=== WORK REQUIRED ===
Repeat the entire listing exactly.

Dataset items
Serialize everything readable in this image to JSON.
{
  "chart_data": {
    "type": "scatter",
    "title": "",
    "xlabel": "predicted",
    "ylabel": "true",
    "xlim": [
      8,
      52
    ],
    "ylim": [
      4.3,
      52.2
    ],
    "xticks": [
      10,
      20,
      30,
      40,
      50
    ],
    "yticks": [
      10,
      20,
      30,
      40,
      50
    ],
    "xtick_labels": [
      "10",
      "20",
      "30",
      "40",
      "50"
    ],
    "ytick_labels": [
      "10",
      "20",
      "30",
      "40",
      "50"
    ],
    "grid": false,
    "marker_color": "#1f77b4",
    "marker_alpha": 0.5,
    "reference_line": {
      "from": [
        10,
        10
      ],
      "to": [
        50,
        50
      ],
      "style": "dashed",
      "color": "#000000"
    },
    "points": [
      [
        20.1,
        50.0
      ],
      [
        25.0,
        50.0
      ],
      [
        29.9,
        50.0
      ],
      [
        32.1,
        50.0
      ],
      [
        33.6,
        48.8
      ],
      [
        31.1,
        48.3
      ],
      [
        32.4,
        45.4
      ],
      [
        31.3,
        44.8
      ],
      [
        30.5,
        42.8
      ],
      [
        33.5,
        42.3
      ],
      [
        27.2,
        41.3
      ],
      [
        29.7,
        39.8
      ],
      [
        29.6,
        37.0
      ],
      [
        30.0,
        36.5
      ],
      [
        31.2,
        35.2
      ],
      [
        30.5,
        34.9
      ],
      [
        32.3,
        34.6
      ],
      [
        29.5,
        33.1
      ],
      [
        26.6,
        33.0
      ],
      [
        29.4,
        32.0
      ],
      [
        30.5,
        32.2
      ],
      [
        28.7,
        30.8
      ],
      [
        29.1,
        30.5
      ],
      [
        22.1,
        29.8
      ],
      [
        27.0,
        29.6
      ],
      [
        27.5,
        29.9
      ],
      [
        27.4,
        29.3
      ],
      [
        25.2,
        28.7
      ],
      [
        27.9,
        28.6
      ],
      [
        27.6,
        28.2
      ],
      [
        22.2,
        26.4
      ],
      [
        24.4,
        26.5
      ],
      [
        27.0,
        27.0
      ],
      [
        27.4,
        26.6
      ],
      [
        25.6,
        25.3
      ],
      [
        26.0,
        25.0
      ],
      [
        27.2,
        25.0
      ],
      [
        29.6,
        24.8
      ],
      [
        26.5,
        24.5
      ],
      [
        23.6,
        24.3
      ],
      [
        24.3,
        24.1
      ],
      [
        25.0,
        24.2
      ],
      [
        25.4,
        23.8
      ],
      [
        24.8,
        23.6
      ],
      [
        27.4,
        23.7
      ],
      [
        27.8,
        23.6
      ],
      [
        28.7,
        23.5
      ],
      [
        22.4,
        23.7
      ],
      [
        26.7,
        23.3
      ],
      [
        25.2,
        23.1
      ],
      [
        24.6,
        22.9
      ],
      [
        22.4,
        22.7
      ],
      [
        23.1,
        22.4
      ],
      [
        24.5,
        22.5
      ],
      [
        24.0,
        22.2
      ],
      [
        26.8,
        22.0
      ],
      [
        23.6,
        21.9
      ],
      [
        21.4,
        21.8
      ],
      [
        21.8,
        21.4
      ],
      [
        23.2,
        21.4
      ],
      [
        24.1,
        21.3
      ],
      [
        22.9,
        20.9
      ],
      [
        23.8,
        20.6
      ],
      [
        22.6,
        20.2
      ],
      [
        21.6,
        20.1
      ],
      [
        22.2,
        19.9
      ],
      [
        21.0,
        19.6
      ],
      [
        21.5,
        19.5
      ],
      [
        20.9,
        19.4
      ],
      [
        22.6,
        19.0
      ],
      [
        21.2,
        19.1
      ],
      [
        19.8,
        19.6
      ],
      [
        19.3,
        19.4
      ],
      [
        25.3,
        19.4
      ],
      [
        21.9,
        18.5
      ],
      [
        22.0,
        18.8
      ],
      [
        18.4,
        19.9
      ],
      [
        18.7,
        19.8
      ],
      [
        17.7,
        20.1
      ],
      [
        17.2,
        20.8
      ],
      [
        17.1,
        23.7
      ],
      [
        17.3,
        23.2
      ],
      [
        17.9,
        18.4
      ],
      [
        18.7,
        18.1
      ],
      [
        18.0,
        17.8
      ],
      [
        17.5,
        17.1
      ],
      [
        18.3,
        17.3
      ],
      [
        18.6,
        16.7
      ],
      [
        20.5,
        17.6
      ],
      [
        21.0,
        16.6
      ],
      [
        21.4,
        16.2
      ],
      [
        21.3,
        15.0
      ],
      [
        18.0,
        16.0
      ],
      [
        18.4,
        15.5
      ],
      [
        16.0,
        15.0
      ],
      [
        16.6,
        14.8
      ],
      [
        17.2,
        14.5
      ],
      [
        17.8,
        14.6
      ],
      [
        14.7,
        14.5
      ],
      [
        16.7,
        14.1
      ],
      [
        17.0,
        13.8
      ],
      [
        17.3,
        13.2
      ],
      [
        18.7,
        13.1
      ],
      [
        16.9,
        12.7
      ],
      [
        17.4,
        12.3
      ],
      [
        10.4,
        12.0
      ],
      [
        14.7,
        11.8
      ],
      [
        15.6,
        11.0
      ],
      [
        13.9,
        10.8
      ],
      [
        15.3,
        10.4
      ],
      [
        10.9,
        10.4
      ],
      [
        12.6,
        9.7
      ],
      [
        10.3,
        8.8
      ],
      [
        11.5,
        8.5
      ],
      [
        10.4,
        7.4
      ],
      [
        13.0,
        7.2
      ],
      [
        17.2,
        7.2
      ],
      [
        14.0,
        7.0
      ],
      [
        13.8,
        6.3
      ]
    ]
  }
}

=== SOLUTION TO THIS EXERCISE ===
Serialize everything readable in this image to JSON.
{
  "chart_data": {
    "type": "scatter",
    "title": "",
    "xlabel": "predicted",
    "ylabel": "true",
    "xlim": [
      8,
      52
    ],
    "ylim": [
      4.3,
      52.2
    ],
    "xticks": [
      10,
      20,
      30,
      40,
      50
    ],
    "yticks": [
      10,
      20,
      30,
      40,
      50
    ],
    "xtick_labels": [
      "10",
      "20",
      "30",
      "40",
      "50"
    ],
    "ytick_labels": [
      "10",
      "20",
      "30",
      "40",
      "50"
    ],
    "grid": false,
    "marker_color": "#1f77b4",
    "marker_alpha": 0.5,
    "reference_line": {
      "from": [
        10,
        10
      ],
      "to": [
        50,
        50
      ],
      "style": "dashed",
      "color": "#000000"
    },
    "points": [
      [
        20.1,
        50.0
      ],
      [
        25.0,
        50.0
      ],
      [
        29.9,
        50.0
      ],
      [
        32.1,
        50.0
      ],
      [
        33.6,
        48.8
      ],
      [
        31.1,
        48.3
      ],
      [
        32.4,
        45.4
      ],
      [
        31.3,
        44.8
      ],
      [
        30.5,
        42.8
      ],
      [
        33.5,
        42.3
      ],
      [
        27.2,
        41.3
      ],
      [
        29.7,
        39.8
      ],
      [
        29.6,
        37.0
      ],
      [
        30.0,
        36.5
      ],
      [
        31.2,
        35.2
      ],
      [
        30.5,
        34.9
      ],
      [
        32.3,
        34.6
      ],
      [
        29.5,
        33.1
      ],
      [
        26.6,
        33.0
      ],
      [
        29.4,
        32.0
      ],
      [
        30.5,
        32.2
      ],
      [
        28.7,
        30.8
      ],
      [
        29.1,
        30.5
      ],
      [
        22.1,
        29.8
      ],
      [
        27.0,
        29.6
      ],
      [
        27.5,
        29.9
      ],
      [
        27.4,
        29.3
      ],
      [
        25.2,
        28.7
      ],
      [
        27.9,
        28.6
      ],
      [
        27.6,
        28.2
      ],
      [
        22.2,
        26.4
      ],
      [
        24.4,
        26.5
      ],
      [
        27.0,
        27.0
      ],
      [
        27.4,
        26.6
      ],
      [
        25.6,
        25.3
      ],
      [
        26.0,
        25.0
      ],
      [
        27.2,
        25.0
      ],
      [
        29.6,
        24.8
      ],
      [
        26.5,
        24.5
      ],
      [
        23.6,
        24.3
      ],
      [
        24.3,
        24.1
      ],
      [
        25.0,
        24.2
      ],
      [
        25.4,
        23.8
      ],
      [
        24.8,
        23.6
      ],
      [
        27.4,
        23.7
      ],
      [
        27.8,
        23.6
      ],
      [
        28.7,
        23.5
      ],
      [
        22.4,
        23.7
      ],
      [
        26.7,
        23.3
      ],
      [
        25.2,
        23.1
      ],
      [
        24.6,
        22.9
      ],
      [
        22.4,
        22.7
      ],
      [
        23.1,
        22.4
      ],
      [
        24.5,
        22.5
      ],
      [
        24.0,
        22.2
      ],
      [
        26.8,
        22.0
      ],
      [
        23.6,
        21.9
      ],
      [
        21.4,
        21.8
      ],
      [
        21.8,
        21.4
      ],
      [
        23.2,
        21.4
      ],
      [
        24.1,
        21.3
      ],
      [
        22.9,
        20.9
      ],
      [
        23.8,
        20.6
      ],
      [
        22.6,
        20.2
      ],
      [
        21.6,
        20.1
      ],
      [
        22.2,
        19.9
      ],
      [
        21.0,
        19.6
      ],
      [
        21.5,
        19.5
      ],
      [
        20.9,
        19.4
      ],
      [
        22.6,
        19.0
      ],
      [
        21.2,
        19.1
      ],
      [
        19.8,
        19.6
      ],
      [
        19.3,
        19.4
      ],
      [
        25.3,
        19.4
      ],
      [
        21.9,
        18.5
      ],
      [
        22.0,
        18.8
      ],
      [
        18.4,
        19.9
      ],
      [
        18.7,
        19.8
      ],
      [
        17.7,
        20.1
      ],
      [
        17.2,
        20.8
      ],
      [
        17.1,
        23.7
      ],
      [
        17.3,
        23.2
      ],
      [
        17.9,
        18.4
      ],
      [
        18.7,
        18.1
      ],
      [
        18.0,
        17.8
      ],
      [
        17.5,
        17.1
      ],
      [
        18.3,
        17.3
      ],
      [
        18.6,
        16.7
      ],
      [
        20.5,
        17.6
      ],
      [
        21.0,
        16.6
      ],
      [
        21.4,
        16.2
      ],
      [
        21.3,
        15.0
      ],
      [
        18.0,
        16.0
      ],
      [
        18.4,
        15.5
      ],
      [
        16.0,
        15.0
      ],
      [
        16.6,
        14.8
      ],
      [
        17.2,
        14.5
      ],
      [
        17.8,
        14.6
      ],
      [
        14.7,
        14.5
      ],
      [
        16.7,
        14.1
      ],
      [
        17.0,
        13.8
      ],
      [
        17.3,
        13.2
      ],
      [
        18.7,
        13.1
      ],
      [
        16.9,
        12.7
      ],
      [
        17.4,
        12.3
      ],
      [
        10.4,
        12.0
      ],
      [
        14.7,
        11.8
      ],
      [
        15.6,
        11.0
      ],
      [
        13.9,
        10.8
      ],
      [
        15.3,
        10.4
      ],
      [
        10.9,
        10.4
      ],
      [
        12.6,
        9.7
      ],
      [
        10.3,
        8.8
      ],
      [
        11.5,
        8.5
      ],
      [
        10.4,
        7.4
      ],
      [
        13.0,
        7.2
      ],
      [
        17.2,
        7.2
      ],
      [
        14.0,
        7.0
      ],
      [
        13.8,
        6.3
      ]
    ]
  }
}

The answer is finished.